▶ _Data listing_
++++

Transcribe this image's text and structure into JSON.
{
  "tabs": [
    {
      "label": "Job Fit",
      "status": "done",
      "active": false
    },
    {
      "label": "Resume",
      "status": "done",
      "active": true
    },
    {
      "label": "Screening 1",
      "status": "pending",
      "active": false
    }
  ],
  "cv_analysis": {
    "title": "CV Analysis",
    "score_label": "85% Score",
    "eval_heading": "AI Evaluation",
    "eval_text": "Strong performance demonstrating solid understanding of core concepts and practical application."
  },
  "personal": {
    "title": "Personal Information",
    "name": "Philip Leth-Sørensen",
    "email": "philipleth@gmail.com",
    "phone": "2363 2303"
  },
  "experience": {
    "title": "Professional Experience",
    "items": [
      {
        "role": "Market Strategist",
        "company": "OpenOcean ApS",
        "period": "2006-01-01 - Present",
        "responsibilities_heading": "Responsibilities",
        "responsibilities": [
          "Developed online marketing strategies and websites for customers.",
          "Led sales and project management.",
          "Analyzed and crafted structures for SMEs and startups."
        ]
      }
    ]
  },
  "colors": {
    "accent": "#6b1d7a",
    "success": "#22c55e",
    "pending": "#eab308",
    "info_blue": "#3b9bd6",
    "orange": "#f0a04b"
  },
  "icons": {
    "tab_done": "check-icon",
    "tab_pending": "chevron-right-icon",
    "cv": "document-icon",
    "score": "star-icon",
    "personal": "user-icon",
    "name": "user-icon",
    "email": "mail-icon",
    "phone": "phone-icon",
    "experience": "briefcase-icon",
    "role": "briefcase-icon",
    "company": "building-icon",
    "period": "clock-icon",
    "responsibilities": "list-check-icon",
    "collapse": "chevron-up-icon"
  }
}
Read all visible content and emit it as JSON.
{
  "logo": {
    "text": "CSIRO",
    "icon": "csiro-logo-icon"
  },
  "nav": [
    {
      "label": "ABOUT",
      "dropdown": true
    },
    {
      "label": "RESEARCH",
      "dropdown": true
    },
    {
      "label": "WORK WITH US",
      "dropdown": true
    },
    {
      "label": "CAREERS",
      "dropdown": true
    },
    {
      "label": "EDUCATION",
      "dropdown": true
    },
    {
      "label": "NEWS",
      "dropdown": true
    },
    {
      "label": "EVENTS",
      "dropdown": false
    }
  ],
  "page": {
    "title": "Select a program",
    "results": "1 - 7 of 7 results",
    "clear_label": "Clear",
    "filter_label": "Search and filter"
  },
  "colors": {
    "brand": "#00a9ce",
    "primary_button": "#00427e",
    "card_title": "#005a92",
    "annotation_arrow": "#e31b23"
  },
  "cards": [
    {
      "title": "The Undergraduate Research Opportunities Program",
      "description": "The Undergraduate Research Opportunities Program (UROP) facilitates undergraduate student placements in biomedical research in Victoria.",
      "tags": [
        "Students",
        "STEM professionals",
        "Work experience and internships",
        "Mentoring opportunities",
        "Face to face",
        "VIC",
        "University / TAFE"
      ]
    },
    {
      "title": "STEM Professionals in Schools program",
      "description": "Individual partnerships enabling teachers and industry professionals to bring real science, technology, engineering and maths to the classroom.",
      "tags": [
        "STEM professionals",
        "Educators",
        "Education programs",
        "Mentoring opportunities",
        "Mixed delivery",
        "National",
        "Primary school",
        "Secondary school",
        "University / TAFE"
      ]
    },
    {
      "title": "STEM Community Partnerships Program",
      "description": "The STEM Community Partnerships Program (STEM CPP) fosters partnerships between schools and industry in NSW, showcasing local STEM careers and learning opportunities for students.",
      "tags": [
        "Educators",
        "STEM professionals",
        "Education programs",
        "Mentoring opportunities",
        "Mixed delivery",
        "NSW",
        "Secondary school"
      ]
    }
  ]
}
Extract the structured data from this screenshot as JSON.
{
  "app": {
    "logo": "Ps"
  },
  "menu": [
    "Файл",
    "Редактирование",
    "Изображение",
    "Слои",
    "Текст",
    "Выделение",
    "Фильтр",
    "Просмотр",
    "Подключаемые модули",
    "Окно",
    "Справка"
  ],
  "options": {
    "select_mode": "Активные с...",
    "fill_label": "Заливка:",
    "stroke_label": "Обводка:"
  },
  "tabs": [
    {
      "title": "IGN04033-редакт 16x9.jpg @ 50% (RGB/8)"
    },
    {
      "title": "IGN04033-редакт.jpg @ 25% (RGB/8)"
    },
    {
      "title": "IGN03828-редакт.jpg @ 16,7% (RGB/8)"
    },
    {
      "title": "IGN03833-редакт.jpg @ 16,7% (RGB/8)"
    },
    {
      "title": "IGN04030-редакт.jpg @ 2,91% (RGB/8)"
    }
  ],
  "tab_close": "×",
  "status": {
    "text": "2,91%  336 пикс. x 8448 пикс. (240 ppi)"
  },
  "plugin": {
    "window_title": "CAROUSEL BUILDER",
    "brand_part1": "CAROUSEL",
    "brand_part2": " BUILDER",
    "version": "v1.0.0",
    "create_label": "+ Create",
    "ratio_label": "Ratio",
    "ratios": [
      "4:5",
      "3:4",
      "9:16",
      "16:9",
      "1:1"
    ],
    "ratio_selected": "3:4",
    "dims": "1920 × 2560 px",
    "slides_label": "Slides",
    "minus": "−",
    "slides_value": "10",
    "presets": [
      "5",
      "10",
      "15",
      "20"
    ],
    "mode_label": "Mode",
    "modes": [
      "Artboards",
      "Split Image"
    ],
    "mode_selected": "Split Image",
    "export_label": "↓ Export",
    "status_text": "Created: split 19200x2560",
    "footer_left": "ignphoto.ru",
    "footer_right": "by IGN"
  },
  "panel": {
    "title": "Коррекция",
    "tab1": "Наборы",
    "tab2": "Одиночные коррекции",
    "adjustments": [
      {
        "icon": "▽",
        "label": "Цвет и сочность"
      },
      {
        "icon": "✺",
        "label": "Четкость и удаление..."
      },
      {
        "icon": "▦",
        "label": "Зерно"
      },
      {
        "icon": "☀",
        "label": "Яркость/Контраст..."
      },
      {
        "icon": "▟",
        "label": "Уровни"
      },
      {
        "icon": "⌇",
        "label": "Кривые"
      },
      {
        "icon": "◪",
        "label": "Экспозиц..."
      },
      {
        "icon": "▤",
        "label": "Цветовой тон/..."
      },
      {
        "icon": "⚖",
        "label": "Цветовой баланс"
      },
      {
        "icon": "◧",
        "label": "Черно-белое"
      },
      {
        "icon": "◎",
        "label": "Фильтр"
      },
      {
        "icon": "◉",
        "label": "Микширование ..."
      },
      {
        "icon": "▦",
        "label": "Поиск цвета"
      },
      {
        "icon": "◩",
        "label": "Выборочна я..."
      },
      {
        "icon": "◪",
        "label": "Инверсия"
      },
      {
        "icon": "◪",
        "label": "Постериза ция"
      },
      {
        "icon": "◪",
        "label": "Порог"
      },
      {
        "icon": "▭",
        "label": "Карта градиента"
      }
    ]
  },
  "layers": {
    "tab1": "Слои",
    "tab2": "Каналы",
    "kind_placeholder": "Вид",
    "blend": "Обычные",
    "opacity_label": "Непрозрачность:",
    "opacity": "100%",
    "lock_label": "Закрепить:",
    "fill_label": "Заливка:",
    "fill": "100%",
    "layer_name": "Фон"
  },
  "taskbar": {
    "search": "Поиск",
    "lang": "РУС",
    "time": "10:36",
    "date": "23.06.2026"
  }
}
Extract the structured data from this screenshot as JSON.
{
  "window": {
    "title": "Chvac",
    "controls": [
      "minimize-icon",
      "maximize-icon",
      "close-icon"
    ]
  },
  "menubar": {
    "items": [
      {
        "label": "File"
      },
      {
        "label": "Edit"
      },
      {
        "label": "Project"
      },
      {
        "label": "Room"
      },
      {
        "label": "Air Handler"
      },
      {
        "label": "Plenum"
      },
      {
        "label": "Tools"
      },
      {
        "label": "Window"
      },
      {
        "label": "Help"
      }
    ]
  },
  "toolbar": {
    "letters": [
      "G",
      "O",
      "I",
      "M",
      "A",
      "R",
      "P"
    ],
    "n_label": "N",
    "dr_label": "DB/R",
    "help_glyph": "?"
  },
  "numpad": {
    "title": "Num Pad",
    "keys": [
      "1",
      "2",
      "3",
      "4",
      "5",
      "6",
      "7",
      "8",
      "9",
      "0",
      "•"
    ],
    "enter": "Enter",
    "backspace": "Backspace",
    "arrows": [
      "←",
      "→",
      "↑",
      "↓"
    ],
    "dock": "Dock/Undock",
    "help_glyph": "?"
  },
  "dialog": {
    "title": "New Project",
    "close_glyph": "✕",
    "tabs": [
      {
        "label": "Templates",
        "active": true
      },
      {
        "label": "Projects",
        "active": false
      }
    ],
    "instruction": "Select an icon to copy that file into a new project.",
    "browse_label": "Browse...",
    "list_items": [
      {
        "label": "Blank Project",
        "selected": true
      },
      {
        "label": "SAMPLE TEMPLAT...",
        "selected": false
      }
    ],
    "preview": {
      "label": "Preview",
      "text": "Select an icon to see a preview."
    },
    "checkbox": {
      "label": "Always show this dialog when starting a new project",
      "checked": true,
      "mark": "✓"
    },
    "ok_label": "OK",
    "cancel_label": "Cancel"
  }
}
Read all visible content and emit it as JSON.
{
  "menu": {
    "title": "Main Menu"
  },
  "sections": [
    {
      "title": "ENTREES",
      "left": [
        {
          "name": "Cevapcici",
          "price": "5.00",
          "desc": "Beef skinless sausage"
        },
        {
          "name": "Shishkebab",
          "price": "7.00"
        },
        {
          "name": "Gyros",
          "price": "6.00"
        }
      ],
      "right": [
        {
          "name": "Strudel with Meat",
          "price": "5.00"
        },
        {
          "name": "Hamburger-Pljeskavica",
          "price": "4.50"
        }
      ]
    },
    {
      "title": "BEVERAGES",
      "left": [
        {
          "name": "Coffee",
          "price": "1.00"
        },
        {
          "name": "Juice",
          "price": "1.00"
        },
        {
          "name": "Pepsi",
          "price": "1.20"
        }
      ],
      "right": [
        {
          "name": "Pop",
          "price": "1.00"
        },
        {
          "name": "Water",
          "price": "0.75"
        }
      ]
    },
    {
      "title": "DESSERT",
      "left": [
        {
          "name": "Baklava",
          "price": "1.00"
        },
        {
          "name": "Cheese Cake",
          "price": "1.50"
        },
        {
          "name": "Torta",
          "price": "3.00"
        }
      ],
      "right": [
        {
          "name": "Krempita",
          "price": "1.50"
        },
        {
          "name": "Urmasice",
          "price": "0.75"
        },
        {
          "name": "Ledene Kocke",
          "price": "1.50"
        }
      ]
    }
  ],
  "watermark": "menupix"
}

++++

▶ _YOUR GOAL_
Select, from the listing, all lines that include the word "Undergraduate".

▶ _OUTPUT_
      "title": "The Undergraduate Research Opportunities Program",
      "description": "The Undergraduate Research Opportunities Program (UROP) facilitates undergraduate student placements in biomedical research in Victoria.",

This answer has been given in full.